▶ Aim of the task
Using the material below, copy every line where "this" appears.

Excerpt from a dataset
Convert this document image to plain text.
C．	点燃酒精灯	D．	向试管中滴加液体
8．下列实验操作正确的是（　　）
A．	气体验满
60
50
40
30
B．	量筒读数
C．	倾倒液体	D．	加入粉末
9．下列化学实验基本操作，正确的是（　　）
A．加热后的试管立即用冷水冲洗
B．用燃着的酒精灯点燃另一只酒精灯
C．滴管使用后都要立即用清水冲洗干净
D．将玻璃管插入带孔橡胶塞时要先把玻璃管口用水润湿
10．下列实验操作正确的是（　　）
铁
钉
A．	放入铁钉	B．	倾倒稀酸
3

...

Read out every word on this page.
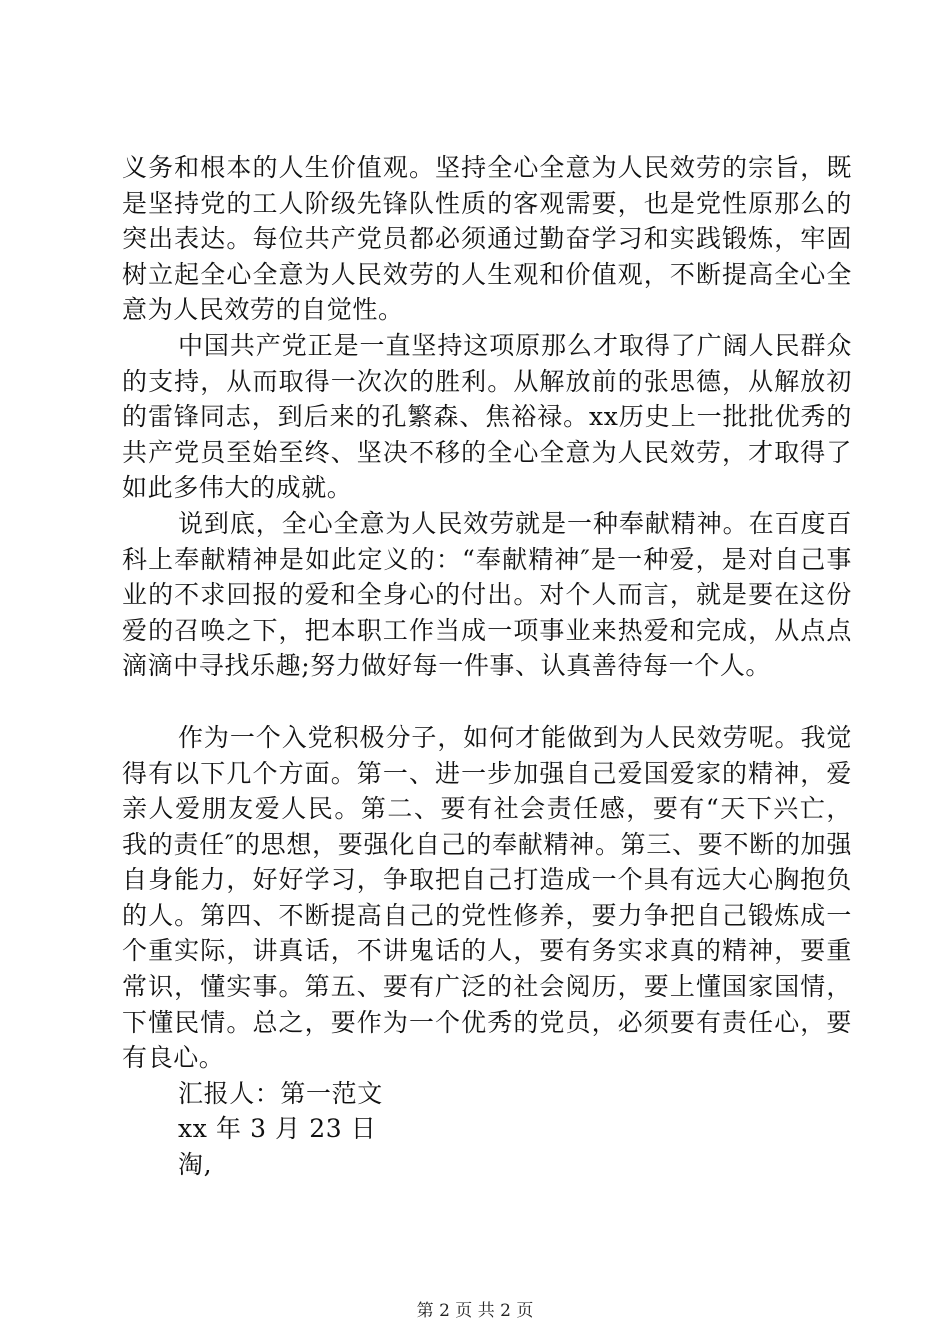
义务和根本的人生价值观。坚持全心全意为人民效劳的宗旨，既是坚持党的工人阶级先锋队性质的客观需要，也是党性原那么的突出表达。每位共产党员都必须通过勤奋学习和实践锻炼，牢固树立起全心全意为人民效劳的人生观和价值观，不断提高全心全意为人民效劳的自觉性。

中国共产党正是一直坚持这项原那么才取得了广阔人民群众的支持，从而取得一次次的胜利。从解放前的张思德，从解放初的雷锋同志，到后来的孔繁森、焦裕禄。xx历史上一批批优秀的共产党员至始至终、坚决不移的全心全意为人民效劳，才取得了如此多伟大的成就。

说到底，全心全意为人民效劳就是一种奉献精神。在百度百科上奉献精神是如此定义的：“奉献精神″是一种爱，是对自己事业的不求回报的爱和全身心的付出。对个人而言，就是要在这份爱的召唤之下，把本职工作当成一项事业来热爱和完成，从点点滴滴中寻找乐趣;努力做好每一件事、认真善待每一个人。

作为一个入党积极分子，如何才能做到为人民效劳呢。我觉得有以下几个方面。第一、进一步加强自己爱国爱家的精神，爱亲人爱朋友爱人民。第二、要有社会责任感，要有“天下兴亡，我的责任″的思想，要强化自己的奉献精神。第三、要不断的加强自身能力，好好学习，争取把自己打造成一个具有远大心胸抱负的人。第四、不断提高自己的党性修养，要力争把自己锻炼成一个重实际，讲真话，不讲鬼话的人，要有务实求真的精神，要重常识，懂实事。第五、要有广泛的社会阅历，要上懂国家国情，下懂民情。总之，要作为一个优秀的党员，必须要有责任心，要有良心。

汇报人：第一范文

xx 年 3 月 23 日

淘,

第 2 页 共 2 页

▶ Exercise response
Convert this document image to plain text.
Read out every word on this page.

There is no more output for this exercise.